## TO BE DONE
For each line in the data below that holds "icon", return a copy.

## MATERIAL PROVIDED
————
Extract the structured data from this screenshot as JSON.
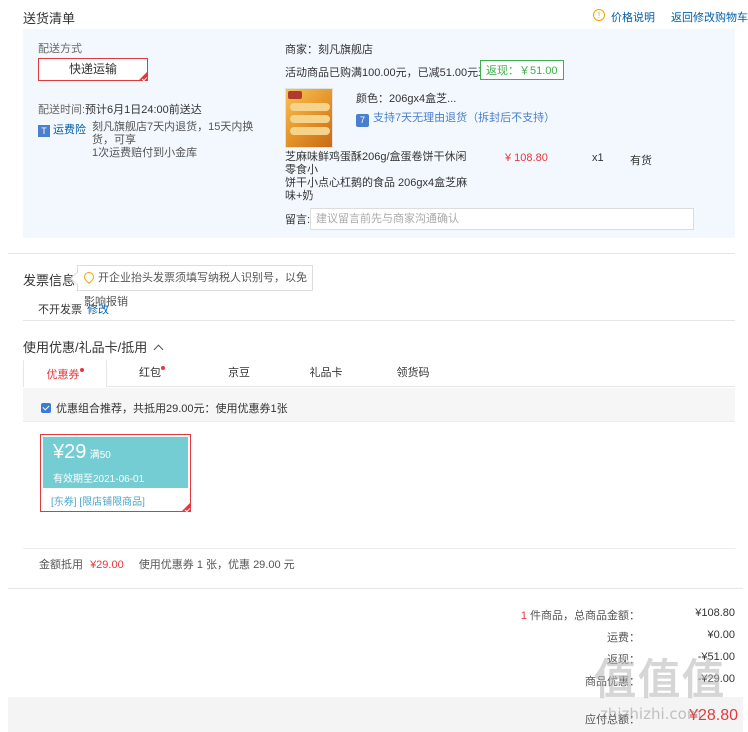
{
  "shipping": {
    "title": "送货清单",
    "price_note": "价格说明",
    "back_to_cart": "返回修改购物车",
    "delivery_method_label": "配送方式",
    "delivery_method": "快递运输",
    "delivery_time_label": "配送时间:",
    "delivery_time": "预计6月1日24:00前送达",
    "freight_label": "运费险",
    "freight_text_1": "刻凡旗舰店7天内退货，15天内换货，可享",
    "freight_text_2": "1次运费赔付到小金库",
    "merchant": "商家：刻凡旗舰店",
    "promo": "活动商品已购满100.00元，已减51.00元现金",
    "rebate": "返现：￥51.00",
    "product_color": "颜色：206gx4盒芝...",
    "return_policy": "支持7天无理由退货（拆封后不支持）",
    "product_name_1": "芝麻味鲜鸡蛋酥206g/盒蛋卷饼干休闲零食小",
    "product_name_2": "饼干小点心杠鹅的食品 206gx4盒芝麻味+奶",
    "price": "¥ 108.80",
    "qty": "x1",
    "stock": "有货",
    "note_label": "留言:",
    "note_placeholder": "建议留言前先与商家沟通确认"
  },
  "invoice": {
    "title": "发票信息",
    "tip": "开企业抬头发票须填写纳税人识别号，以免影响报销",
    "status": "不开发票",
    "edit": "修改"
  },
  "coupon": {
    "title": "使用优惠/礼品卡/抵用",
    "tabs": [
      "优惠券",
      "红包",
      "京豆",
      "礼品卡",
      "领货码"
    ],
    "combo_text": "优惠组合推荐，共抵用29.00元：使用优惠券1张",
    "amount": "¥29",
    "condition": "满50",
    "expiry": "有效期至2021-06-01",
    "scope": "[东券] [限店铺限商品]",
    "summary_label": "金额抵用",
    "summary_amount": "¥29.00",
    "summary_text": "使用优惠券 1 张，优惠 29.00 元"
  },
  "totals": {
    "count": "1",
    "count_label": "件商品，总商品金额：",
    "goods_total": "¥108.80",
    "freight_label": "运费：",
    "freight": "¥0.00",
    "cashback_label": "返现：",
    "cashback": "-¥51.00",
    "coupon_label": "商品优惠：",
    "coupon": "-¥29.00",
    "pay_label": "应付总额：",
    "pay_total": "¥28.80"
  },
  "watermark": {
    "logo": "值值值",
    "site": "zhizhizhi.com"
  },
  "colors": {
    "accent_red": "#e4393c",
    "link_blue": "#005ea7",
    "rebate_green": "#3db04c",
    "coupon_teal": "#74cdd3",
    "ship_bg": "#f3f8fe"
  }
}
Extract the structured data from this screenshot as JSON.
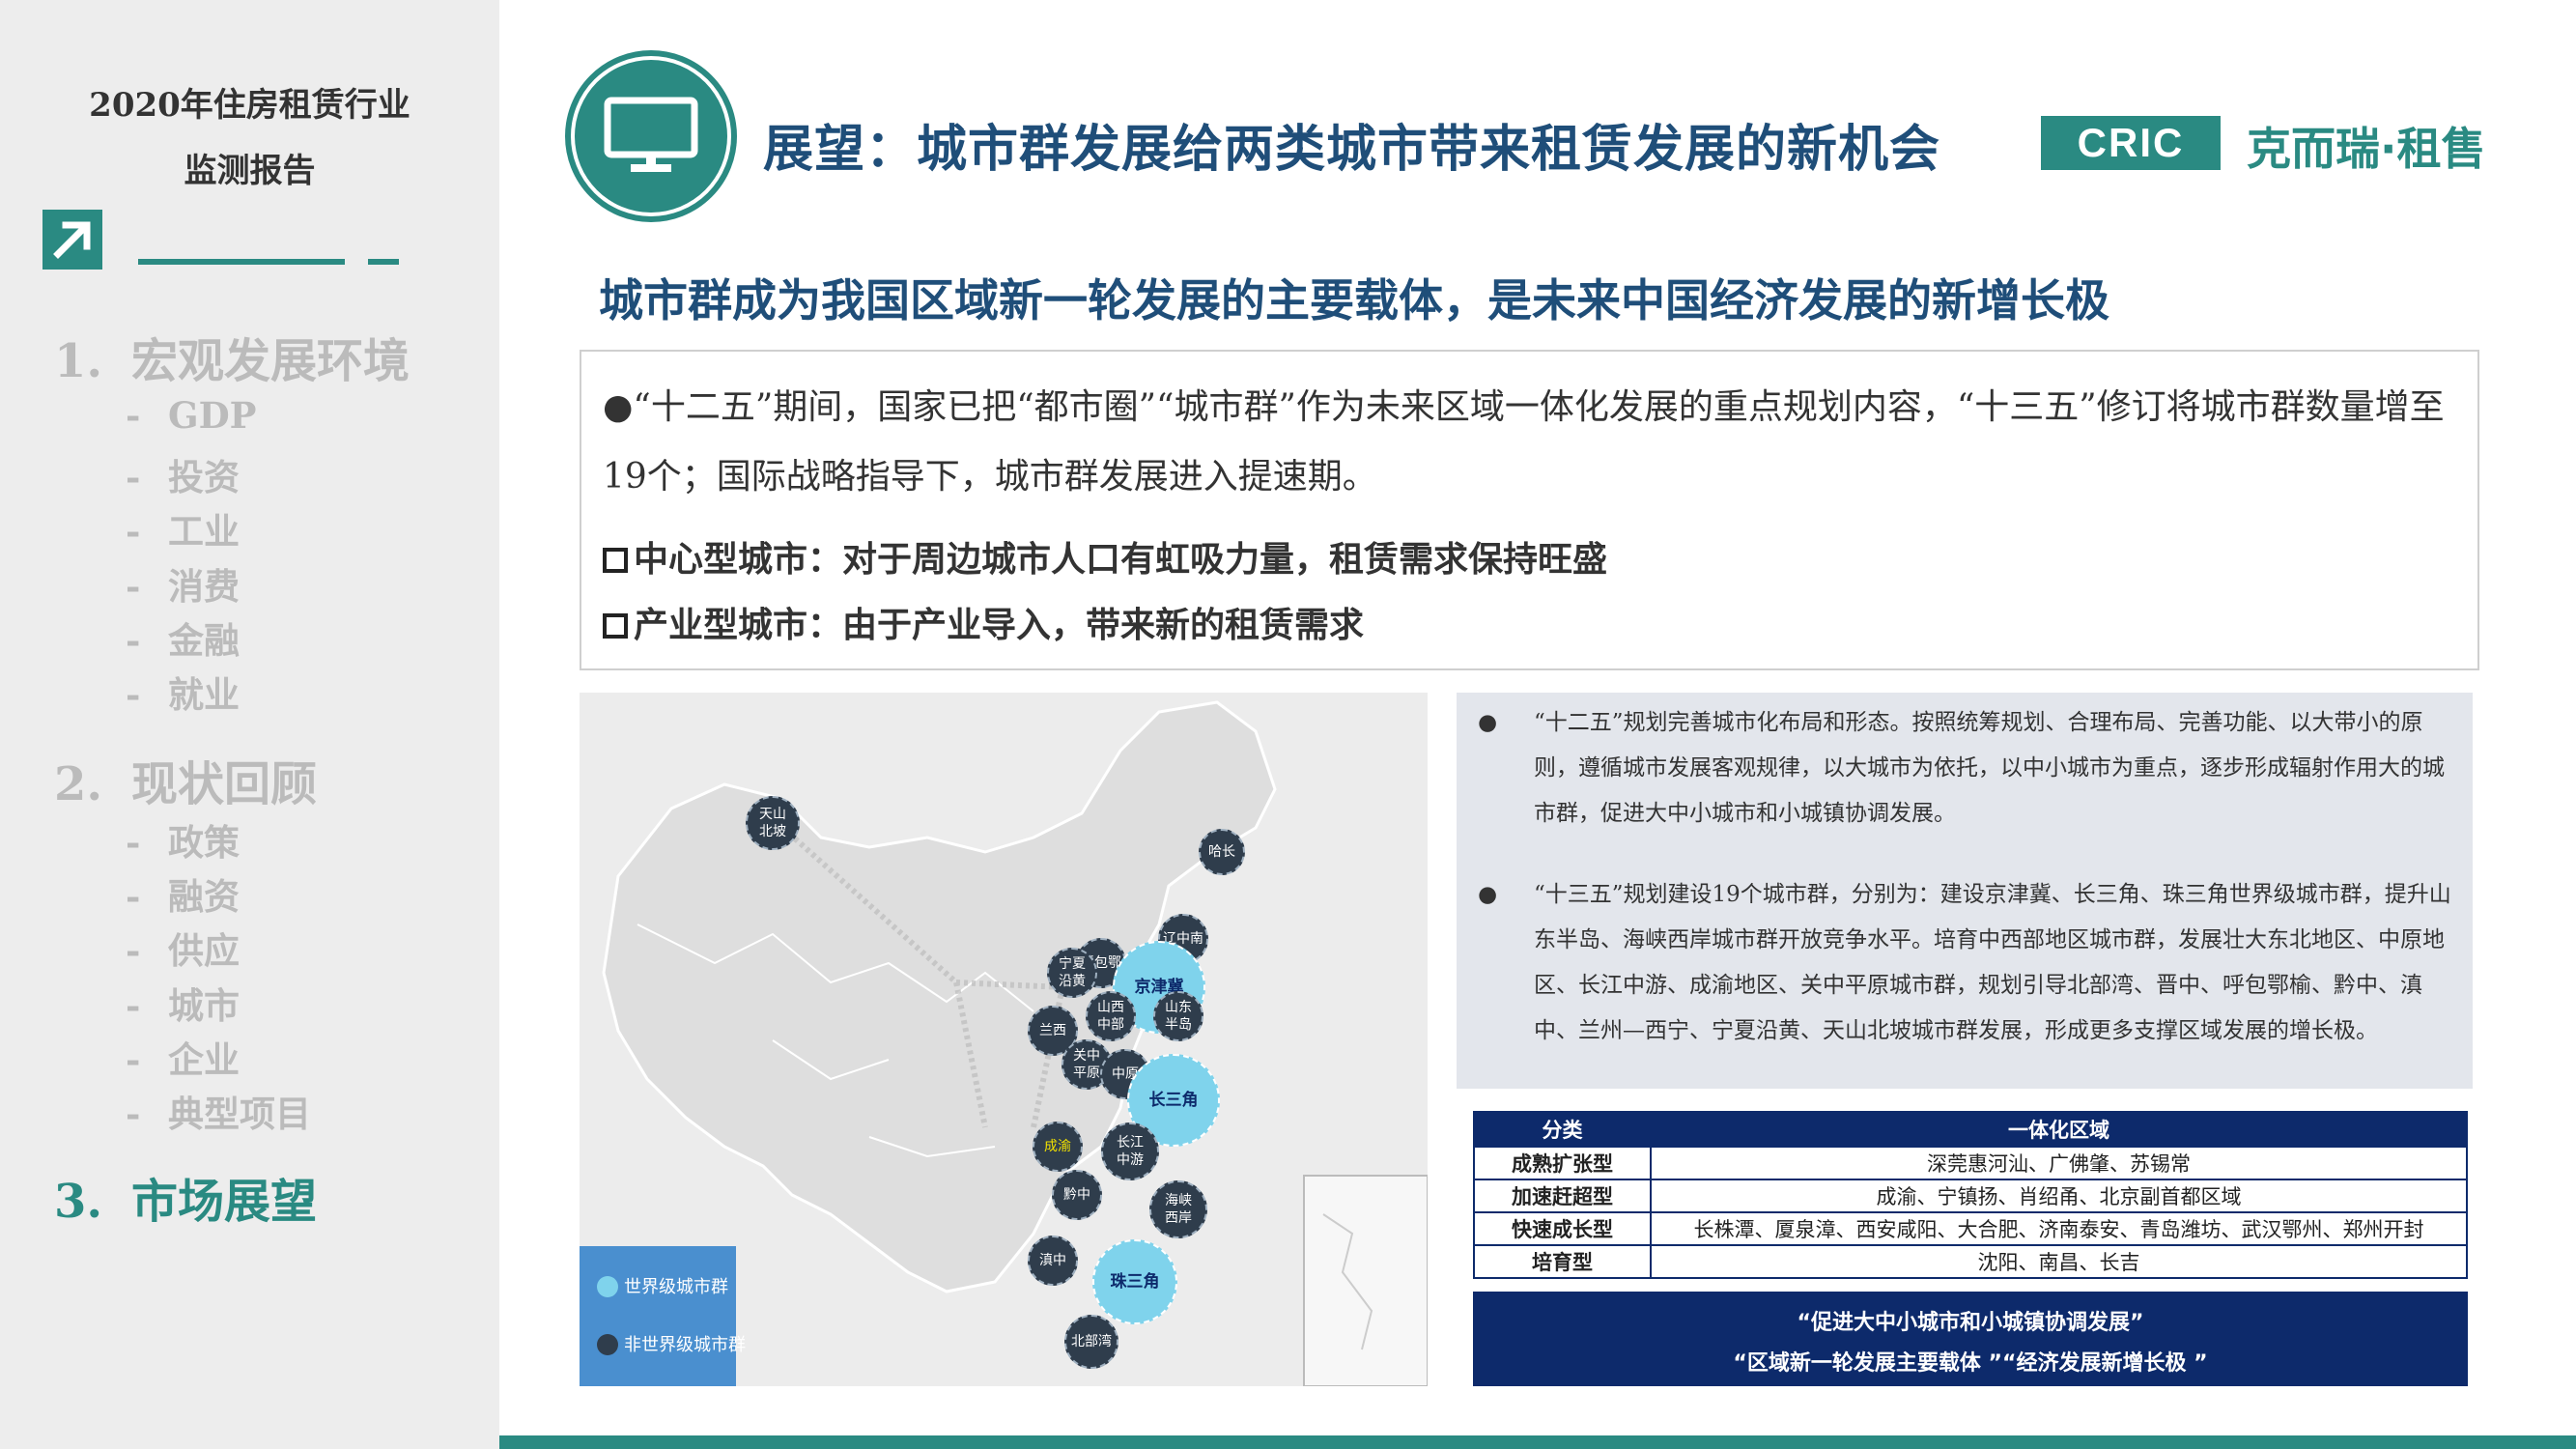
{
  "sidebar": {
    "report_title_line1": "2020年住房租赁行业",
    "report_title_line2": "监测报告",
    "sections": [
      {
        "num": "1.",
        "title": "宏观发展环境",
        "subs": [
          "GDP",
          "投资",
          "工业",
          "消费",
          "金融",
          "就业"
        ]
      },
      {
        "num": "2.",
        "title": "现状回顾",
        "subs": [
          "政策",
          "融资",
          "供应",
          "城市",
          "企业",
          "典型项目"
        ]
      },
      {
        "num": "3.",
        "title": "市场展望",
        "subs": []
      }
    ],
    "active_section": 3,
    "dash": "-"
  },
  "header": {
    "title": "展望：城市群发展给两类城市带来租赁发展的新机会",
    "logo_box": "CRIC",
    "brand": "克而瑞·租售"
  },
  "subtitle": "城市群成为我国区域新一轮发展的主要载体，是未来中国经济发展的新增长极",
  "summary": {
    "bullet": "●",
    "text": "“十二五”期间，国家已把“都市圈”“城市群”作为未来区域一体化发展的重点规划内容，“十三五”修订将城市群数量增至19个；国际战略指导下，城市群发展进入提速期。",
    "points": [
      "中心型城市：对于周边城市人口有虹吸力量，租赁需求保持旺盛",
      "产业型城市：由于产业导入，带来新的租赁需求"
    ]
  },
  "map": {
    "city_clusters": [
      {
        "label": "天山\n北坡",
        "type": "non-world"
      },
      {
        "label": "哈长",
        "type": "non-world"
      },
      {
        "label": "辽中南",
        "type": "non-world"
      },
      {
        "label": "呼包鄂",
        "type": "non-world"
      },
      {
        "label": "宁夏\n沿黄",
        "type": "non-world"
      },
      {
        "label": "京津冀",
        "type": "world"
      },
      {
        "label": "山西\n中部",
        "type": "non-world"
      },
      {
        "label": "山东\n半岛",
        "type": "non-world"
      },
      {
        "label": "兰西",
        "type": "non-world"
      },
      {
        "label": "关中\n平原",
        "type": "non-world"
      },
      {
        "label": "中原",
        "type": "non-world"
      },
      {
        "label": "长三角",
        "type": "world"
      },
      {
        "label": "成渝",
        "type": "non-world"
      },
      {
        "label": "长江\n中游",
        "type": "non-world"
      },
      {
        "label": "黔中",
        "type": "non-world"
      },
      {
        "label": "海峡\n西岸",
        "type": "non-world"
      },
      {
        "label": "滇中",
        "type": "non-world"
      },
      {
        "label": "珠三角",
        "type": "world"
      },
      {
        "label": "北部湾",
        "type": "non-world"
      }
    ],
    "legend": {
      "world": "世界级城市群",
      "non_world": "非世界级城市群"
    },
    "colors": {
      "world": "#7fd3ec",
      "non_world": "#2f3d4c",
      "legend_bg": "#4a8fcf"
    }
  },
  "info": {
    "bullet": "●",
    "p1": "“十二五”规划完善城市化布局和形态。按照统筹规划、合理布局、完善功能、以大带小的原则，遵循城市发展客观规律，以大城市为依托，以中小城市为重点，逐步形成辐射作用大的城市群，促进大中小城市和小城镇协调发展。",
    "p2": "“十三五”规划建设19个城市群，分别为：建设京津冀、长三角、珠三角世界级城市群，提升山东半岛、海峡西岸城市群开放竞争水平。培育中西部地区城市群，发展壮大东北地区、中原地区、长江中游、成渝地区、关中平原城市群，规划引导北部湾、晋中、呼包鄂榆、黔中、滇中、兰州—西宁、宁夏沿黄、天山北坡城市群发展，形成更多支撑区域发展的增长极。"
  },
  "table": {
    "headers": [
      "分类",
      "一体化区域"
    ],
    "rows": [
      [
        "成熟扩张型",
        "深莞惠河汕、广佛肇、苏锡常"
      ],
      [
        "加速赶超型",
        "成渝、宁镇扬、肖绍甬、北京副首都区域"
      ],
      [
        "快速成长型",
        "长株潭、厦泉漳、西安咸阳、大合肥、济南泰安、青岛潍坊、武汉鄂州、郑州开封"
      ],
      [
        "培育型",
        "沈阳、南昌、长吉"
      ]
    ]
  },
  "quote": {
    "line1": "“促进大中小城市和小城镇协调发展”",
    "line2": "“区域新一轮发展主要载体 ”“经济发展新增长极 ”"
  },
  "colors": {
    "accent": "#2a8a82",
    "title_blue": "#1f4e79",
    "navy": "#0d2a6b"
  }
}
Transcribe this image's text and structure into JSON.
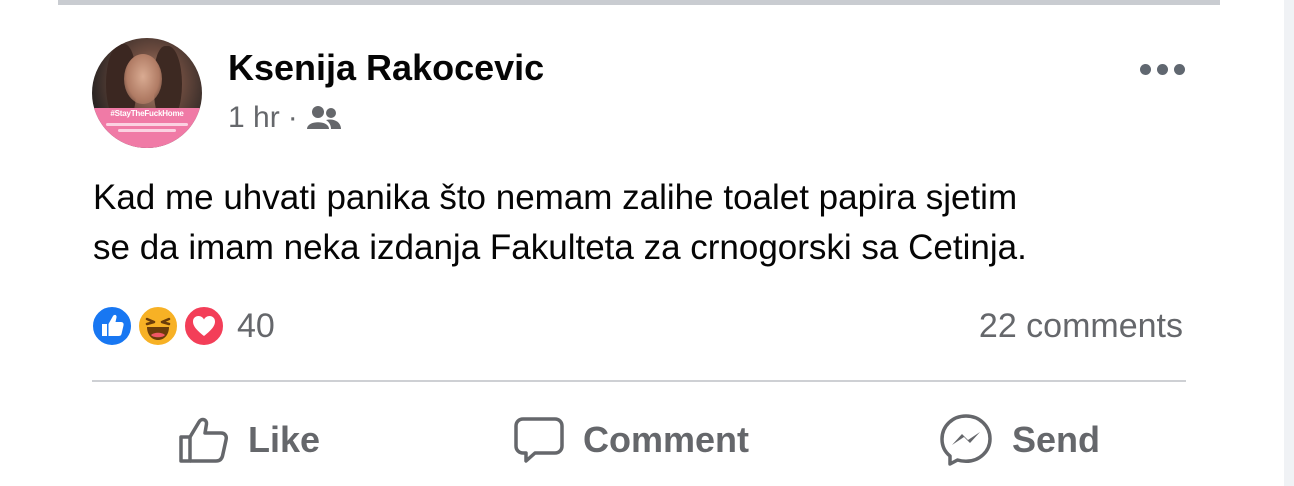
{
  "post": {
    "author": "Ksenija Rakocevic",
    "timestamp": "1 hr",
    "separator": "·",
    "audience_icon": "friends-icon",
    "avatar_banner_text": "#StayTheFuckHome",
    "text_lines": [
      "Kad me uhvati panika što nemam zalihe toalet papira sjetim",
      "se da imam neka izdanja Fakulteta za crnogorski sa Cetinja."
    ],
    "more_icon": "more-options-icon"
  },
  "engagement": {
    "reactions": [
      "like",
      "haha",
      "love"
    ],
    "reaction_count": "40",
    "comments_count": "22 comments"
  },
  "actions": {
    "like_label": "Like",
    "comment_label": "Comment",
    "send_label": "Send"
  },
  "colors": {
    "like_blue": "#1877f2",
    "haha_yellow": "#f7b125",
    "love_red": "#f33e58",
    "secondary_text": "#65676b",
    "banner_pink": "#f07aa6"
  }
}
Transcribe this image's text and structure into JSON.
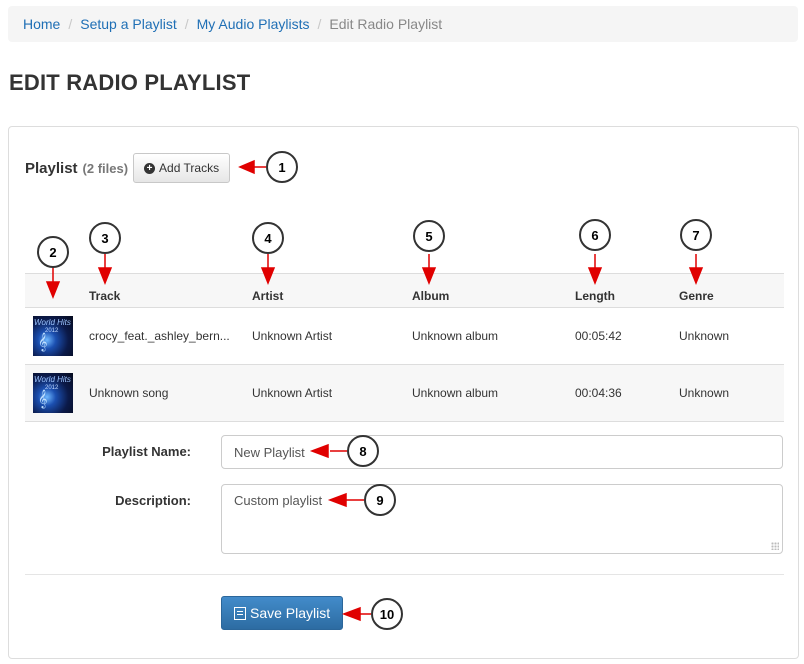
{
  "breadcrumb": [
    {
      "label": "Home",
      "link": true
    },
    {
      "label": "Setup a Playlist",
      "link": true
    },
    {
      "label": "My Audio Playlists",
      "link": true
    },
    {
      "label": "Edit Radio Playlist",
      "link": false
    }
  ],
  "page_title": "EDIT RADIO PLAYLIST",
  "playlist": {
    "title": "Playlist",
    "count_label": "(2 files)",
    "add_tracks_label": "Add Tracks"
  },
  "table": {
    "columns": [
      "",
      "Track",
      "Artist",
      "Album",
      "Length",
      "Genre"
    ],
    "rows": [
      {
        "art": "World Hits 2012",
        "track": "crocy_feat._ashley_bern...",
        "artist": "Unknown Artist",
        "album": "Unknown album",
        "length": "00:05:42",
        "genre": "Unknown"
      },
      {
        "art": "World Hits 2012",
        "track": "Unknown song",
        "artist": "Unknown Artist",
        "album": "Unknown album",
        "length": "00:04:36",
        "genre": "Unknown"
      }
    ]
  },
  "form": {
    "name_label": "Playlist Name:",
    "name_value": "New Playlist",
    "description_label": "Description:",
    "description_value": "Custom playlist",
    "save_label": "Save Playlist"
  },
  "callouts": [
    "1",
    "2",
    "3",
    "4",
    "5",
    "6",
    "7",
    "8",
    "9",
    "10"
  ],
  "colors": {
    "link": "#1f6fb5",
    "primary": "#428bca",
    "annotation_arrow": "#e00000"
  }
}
————
## OUTPUT
    "audience_icon": "friends-icon",
    "more_icon": "more-options-icon"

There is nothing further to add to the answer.